#### What is being asked:
Rewrite the records below with every "gridline-v" changed to "vertical-gridline" and nothing else altered. Leave the pictures out.

#### Entries provided:
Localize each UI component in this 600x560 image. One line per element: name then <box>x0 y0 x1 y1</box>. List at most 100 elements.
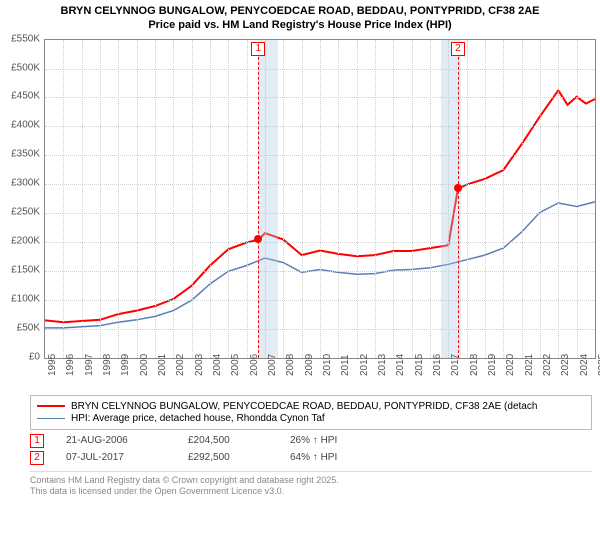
event-marker-num: 2 <box>30 451 44 465</box>
legend-item: HPI: Average price, detached house, Rhon… <box>37 413 585 424</box>
x-tick-label: 2001 <box>157 353 168 375</box>
gridline-v <box>228 40 229 358</box>
gridline-v <box>522 40 523 358</box>
event-row: 2 07-JUL-2017 £292,500 64% ↑ HPI <box>30 451 592 465</box>
x-tick-label: 2007 <box>267 353 278 375</box>
marker-dot <box>254 235 262 243</box>
x-tick-label: 2020 <box>505 353 516 375</box>
marker-dot <box>454 184 462 192</box>
gridline-v <box>412 40 413 358</box>
x-tick-label: 1998 <box>102 353 113 375</box>
x-tick-label: 2014 <box>395 353 406 375</box>
gridline-v <box>320 40 321 358</box>
gridline-v <box>155 40 156 358</box>
event-delta: 26% ↑ HPI <box>290 435 337 446</box>
gridline-v <box>540 40 541 358</box>
chart-area: 12 £0£50K£100K£150K£200K£250K£300K£350K£… <box>0 39 600 389</box>
event-marker-num: 1 <box>30 434 44 448</box>
x-tick-label: 1995 <box>47 353 58 375</box>
legend-text: HPI: Average price, detached house, Rhon… <box>71 413 325 424</box>
title-line1: BRYN CELYNNOG BUNGALOW, PENYCOEDCAE ROAD… <box>8 4 592 18</box>
x-tick-label: 2004 <box>212 353 223 375</box>
y-tick-label: £550K <box>0 33 40 44</box>
x-tick-label: 2015 <box>414 353 425 375</box>
y-tick-label: £500K <box>0 62 40 73</box>
gridline-v <box>137 40 138 358</box>
x-tick-label: 2010 <box>322 353 333 375</box>
gridline-v <box>503 40 504 358</box>
legend-text: BRYN CELYNNOG BUNGALOW, PENYCOEDCAE ROAD… <box>71 401 537 412</box>
gridline-v <box>375 40 376 358</box>
x-tick-label: 2002 <box>175 353 186 375</box>
x-tick-label: 1997 <box>84 353 95 375</box>
y-tick-label: £100K <box>0 293 40 304</box>
y-tick-label: £0 <box>0 351 40 362</box>
x-tick-label: 2012 <box>359 353 370 375</box>
gridline-v <box>82 40 83 358</box>
y-tick-label: £450K <box>0 91 40 102</box>
x-tick-label: 2006 <box>249 353 260 375</box>
x-tick-label: 2000 <box>139 353 150 375</box>
y-tick-label: £350K <box>0 149 40 160</box>
legend-swatch <box>37 418 65 419</box>
gridline-v <box>577 40 578 358</box>
gridline-v <box>467 40 468 358</box>
legend: BRYN CELYNNOG BUNGALOW, PENYCOEDCAE ROAD… <box>30 395 592 430</box>
gridline-v <box>357 40 358 358</box>
gridline-v <box>430 40 431 358</box>
y-tick-label: £150K <box>0 264 40 275</box>
gridline-v <box>63 40 64 358</box>
gridline-v <box>283 40 284 358</box>
event-delta: 64% ↑ HPI <box>290 452 337 463</box>
y-tick-label: £400K <box>0 120 40 131</box>
y-tick-label: £200K <box>0 235 40 246</box>
x-tick-label: 2017 <box>450 353 461 375</box>
gridline-v <box>338 40 339 358</box>
x-tick-label: 2003 <box>194 353 205 375</box>
gridline-v <box>485 40 486 358</box>
x-tick-label: 2008 <box>285 353 296 375</box>
x-tick-label: 2024 <box>579 353 590 375</box>
footer-attribution: Contains HM Land Registry data © Crown c… <box>30 471 592 498</box>
shaded-range <box>258 40 277 358</box>
footer-line1: Contains HM Land Registry data © Crown c… <box>30 475 592 487</box>
footer-line2: This data is licensed under the Open Gov… <box>30 486 592 498</box>
gridline-v <box>192 40 193 358</box>
x-tick-label: 2023 <box>560 353 571 375</box>
x-tick-label: 2016 <box>432 353 443 375</box>
event-table: 1 21-AUG-2006 £204,500 26% ↑ HPI 2 07-JUL-201… <box>30 434 592 465</box>
marker-label: 1 <box>251 42 265 56</box>
marker-line <box>258 42 259 358</box>
event-date: 21-AUG-2006 <box>66 435 166 446</box>
gridline-v <box>173 40 174 358</box>
event-date: 07-JUL-2017 <box>66 452 166 463</box>
gridline-v <box>100 40 101 358</box>
plot-region: 12 <box>44 39 596 359</box>
x-tick-label: 2009 <box>304 353 315 375</box>
title-line2: Price paid vs. HM Land Registry's House … <box>8 18 592 32</box>
y-tick-label: £250K <box>0 207 40 218</box>
marker-label: 2 <box>451 42 465 56</box>
legend-swatch <box>37 405 65 407</box>
chart-title: BRYN CELYNNOG BUNGALOW, PENYCOEDCAE ROAD… <box>0 0 600 39</box>
y-tick-label: £50K <box>0 322 40 333</box>
legend-item: BRYN CELYNNOG BUNGALOW, PENYCOEDCAE ROAD… <box>37 401 585 412</box>
event-row: 1 21-AUG-2006 £204,500 26% ↑ HPI <box>30 434 592 448</box>
event-price: £204,500 <box>188 435 268 446</box>
gridline-v <box>247 40 248 358</box>
marker-line <box>458 42 459 358</box>
x-tick-label: 2018 <box>469 353 480 375</box>
x-tick-label: 2021 <box>524 353 535 375</box>
gridline-v <box>210 40 211 358</box>
x-tick-label: 2011 <box>340 354 351 376</box>
gridline-v <box>118 40 119 358</box>
gridline-v <box>393 40 394 358</box>
x-tick-label: 2013 <box>377 353 388 375</box>
x-tick-label: 2022 <box>542 353 553 375</box>
gridline-v <box>302 40 303 358</box>
x-tick-label: 1996 <box>65 353 76 375</box>
event-price: £292,500 <box>188 452 268 463</box>
x-tick-label: 2019 <box>487 353 498 375</box>
y-tick-label: £300K <box>0 178 40 189</box>
gridline-v <box>558 40 559 358</box>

#### Solution for this task:
Localize each UI component in this 600x560 image. One line per element: name then <box>x0 y0 x1 y1</box>. List at most 100 elements.
event-marker-num: 2 <box>30 451 44 465</box>
legend-item: HPI: Average price, detached house, Rhon… <box>37 413 585 424</box>
x-tick-label: 2001 <box>157 353 168 375</box>
vertical-gridline <box>228 40 229 358</box>
vertical-gridline <box>522 40 523 358</box>
event-row: 2 07-JUL-2017 £292,500 64% ↑ HPI <box>30 451 592 465</box>
x-tick-label: 2007 <box>267 353 278 375</box>
marker-dot <box>254 235 262 243</box>
x-tick-label: 2020 <box>505 353 516 375</box>
marker-dot <box>454 184 462 192</box>
vertical-gridline <box>412 40 413 358</box>
x-tick-label: 1998 <box>102 353 113 375</box>
x-tick-label: 2014 <box>395 353 406 375</box>
vertical-gridline <box>320 40 321 358</box>
vertical-gridline <box>155 40 156 358</box>
event-delta: 26% ↑ HPI <box>290 435 337 446</box>
vertical-gridline <box>540 40 541 358</box>
chart-area: 12 £0£50K£100K£150K£200K£250K£300K£350K£… <box>0 39 600 389</box>
event-marker-num: 1 <box>30 434 44 448</box>
x-tick-label: 1995 <box>47 353 58 375</box>
legend-text: HPI: Average price, detached house, Rhon… <box>71 413 325 424</box>
title-line1: BRYN CELYNNOG BUNGALOW, PENYCOEDCAE ROAD… <box>8 4 592 18</box>
x-tick-label: 2004 <box>212 353 223 375</box>
y-tick-label: £550K <box>0 33 40 44</box>
x-tick-label: 2015 <box>414 353 425 375</box>
y-tick-label: £500K <box>0 62 40 73</box>
vertical-gridline <box>137 40 138 358</box>
x-tick-label: 2010 <box>322 353 333 375</box>
vertical-gridline <box>503 40 504 358</box>
legend-text: BRYN CELYNNOG BUNGALOW, PENYCOEDCAE ROAD… <box>71 401 537 412</box>
vertical-gridline <box>375 40 376 358</box>
x-tick-label: 2002 <box>175 353 186 375</box>
x-tick-label: 1997 <box>84 353 95 375</box>
y-tick-label: £100K <box>0 293 40 304</box>
y-tick-label: £0 <box>0 351 40 362</box>
x-tick-label: 2012 <box>359 353 370 375</box>
vertical-gridline <box>82 40 83 358</box>
y-tick-label: £450K <box>0 91 40 102</box>
x-tick-label: 2006 <box>249 353 260 375</box>
x-tick-label: 2000 <box>139 353 150 375</box>
y-tick-label: £350K <box>0 149 40 160</box>
legend-swatch <box>37 418 65 419</box>
vertical-gridline <box>577 40 578 358</box>
vertical-gridline <box>467 40 468 358</box>
legend: BRYN CELYNNOG BUNGALOW, PENYCOEDCAE ROAD… <box>30 395 592 430</box>
vertical-gridline <box>357 40 358 358</box>
vertical-gridline <box>430 40 431 358</box>
y-tick-label: £150K <box>0 264 40 275</box>
vertical-gridline <box>63 40 64 358</box>
vertical-gridline <box>283 40 284 358</box>
event-delta: 64% ↑ HPI <box>290 452 337 463</box>
y-tick-label: £400K <box>0 120 40 131</box>
y-tick-label: £200K <box>0 235 40 246</box>
x-tick-label: 2017 <box>450 353 461 375</box>
vertical-gridline <box>338 40 339 358</box>
x-tick-label: 2003 <box>194 353 205 375</box>
vertical-gridline <box>485 40 486 358</box>
x-tick-label: 2008 <box>285 353 296 375</box>
x-tick-label: 2024 <box>579 353 590 375</box>
footer-attribution: Contains HM Land Registry data © Crown c… <box>30 471 592 498</box>
shaded-range <box>258 40 277 358</box>
footer-line1: Contains HM Land Registry data © Crown c… <box>30 475 592 487</box>
footer-line2: This data is licensed under the Open Gov… <box>30 486 592 498</box>
vertical-gridline <box>192 40 193 358</box>
x-tick-label: 2023 <box>560 353 571 375</box>
x-tick-label: 2016 <box>432 353 443 375</box>
event-table: 1 21-AUG-2006 £204,500 26% ↑ HPI 2 07-JUL-201… <box>30 434 592 465</box>
marker-label: 1 <box>251 42 265 56</box>
marker-line <box>258 42 259 358</box>
event-date: 21-AUG-2006 <box>66 435 166 446</box>
vertical-gridline <box>173 40 174 358</box>
event-date: 07-JUL-2017 <box>66 452 166 463</box>
vertical-gridline <box>100 40 101 358</box>
plot-region: 12 <box>44 39 596 359</box>
x-tick-label: 2009 <box>304 353 315 375</box>
title-line2: Price paid vs. HM Land Registry's House … <box>8 18 592 32</box>
y-tick-label: £250K <box>0 207 40 218</box>
marker-label: 2 <box>451 42 465 56</box>
legend-swatch <box>37 405 65 407</box>
chart-title: BRYN CELYNNOG BUNGALOW, PENYCOEDCAE ROAD… <box>0 0 600 39</box>
y-tick-label: £50K <box>0 322 40 333</box>
legend-item: BRYN CELYNNOG BUNGALOW, PENYCOEDCAE ROAD… <box>37 401 585 412</box>
event-row: 1 21-AUG-2006 £204,500 26% ↑ HPI <box>30 434 592 448</box>
event-price: £204,500 <box>188 435 268 446</box>
vertical-gridline <box>247 40 248 358</box>
marker-line <box>458 42 459 358</box>
x-tick-label: 2018 <box>469 353 480 375</box>
x-tick-label: 2021 <box>524 353 535 375</box>
vertical-gridline <box>210 40 211 358</box>
x-tick-label: 2011 <box>340 354 351 376</box>
vertical-gridline <box>118 40 119 358</box>
vertical-gridline <box>393 40 394 358</box>
x-tick-label: 2013 <box>377 353 388 375</box>
x-tick-label: 2022 <box>542 353 553 375</box>
vertical-gridline <box>302 40 303 358</box>
x-tick-label: 1996 <box>65 353 76 375</box>
event-price: £292,500 <box>188 452 268 463</box>
x-tick-label: 2019 <box>487 353 498 375</box>
y-tick-label: £300K <box>0 178 40 189</box>
vertical-gridline <box>558 40 559 358</box>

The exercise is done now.